Collected data.
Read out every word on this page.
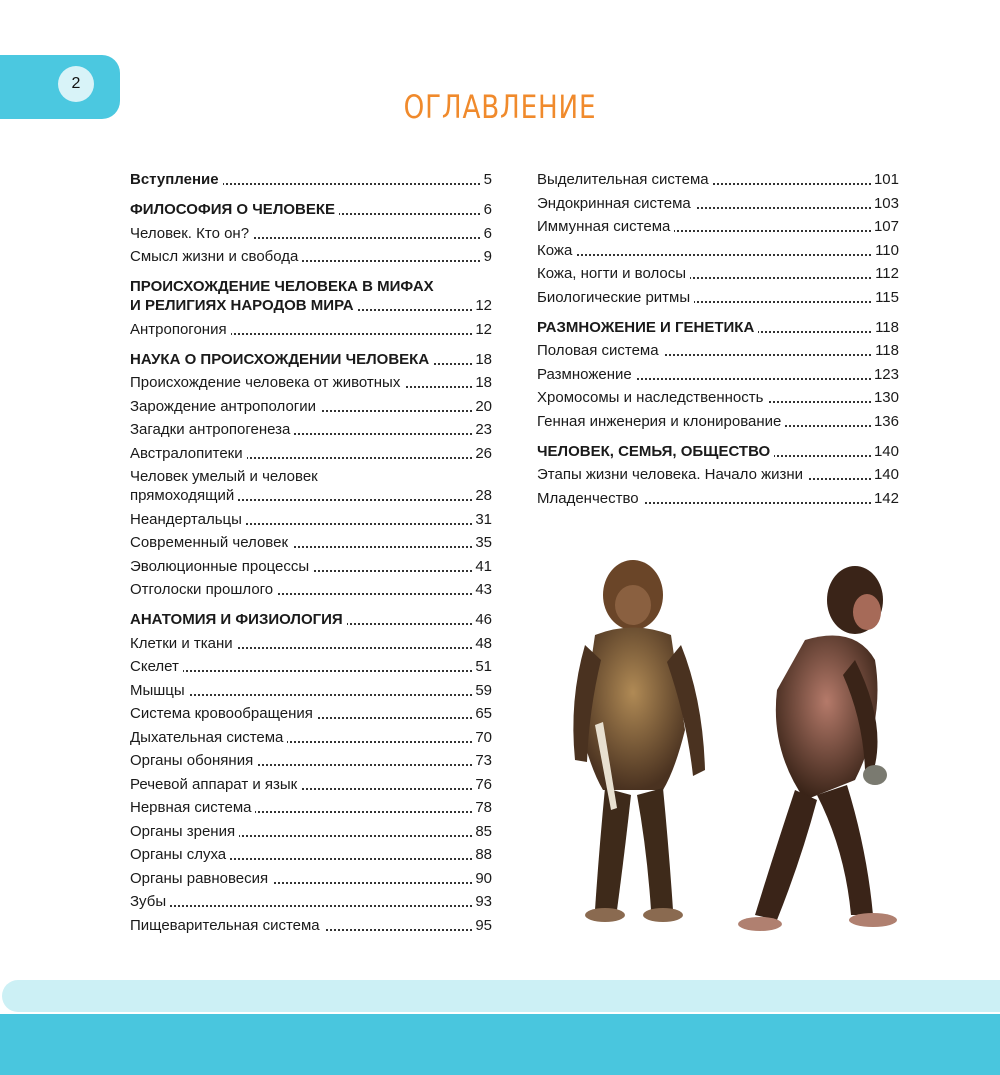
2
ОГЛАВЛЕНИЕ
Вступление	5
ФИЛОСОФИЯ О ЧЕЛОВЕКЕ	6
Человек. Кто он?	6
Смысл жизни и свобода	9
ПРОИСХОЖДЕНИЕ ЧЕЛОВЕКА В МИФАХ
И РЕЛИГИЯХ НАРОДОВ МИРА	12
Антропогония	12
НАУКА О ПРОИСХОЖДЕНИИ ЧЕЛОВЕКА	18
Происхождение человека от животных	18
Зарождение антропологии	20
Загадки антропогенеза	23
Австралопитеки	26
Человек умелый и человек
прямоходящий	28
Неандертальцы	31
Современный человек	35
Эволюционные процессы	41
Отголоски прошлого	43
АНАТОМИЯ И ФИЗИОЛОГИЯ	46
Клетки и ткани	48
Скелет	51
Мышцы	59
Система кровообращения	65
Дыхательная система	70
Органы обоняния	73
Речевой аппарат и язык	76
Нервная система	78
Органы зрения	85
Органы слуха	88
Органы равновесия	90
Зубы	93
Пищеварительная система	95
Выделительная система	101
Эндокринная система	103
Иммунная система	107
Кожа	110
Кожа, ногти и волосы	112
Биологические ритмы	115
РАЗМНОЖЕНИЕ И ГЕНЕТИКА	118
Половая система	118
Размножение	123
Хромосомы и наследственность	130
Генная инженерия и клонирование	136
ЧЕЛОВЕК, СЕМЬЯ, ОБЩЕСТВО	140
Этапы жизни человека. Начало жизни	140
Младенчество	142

---

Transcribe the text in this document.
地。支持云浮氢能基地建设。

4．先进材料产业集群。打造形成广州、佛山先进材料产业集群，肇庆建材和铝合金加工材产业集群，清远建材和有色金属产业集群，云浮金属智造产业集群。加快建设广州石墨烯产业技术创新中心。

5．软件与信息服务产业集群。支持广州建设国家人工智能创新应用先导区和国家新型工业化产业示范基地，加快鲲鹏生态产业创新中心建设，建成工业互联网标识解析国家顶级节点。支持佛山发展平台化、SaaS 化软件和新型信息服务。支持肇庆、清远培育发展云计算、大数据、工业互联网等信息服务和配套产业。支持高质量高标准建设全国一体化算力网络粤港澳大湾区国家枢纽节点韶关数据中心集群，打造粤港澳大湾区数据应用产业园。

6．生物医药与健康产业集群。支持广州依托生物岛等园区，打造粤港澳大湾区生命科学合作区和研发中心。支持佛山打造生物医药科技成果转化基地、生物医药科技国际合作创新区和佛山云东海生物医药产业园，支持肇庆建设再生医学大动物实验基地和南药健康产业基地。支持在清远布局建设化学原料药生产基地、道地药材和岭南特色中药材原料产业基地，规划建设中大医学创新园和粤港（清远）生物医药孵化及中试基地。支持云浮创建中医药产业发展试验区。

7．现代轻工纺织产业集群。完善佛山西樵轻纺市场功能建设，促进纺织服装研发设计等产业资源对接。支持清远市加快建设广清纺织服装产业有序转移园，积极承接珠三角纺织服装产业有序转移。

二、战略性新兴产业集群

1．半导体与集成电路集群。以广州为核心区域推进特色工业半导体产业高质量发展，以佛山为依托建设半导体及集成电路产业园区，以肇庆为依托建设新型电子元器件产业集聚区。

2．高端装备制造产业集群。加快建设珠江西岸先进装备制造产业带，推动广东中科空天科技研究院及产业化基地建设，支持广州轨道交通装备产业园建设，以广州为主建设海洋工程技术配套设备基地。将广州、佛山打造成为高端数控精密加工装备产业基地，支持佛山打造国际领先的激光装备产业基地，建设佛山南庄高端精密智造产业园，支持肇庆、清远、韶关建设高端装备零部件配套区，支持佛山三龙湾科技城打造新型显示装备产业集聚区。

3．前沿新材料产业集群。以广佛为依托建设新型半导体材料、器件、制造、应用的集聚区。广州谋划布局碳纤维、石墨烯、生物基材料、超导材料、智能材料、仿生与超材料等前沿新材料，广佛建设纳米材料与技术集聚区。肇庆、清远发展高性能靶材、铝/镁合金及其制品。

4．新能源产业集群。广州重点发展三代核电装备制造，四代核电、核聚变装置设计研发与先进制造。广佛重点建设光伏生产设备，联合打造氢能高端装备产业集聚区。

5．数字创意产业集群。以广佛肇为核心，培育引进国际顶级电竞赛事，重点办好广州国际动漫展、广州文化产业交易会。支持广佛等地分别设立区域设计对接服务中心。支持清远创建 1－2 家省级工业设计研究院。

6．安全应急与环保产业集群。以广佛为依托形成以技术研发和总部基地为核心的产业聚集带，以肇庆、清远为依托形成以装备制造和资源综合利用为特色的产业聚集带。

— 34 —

Directive. Report all lines of the material that contain the word "Органы".

Solution for this problem.
Органы обоняния	73
Органы зрения	85
Органы слуха	88
Органы равновесия	90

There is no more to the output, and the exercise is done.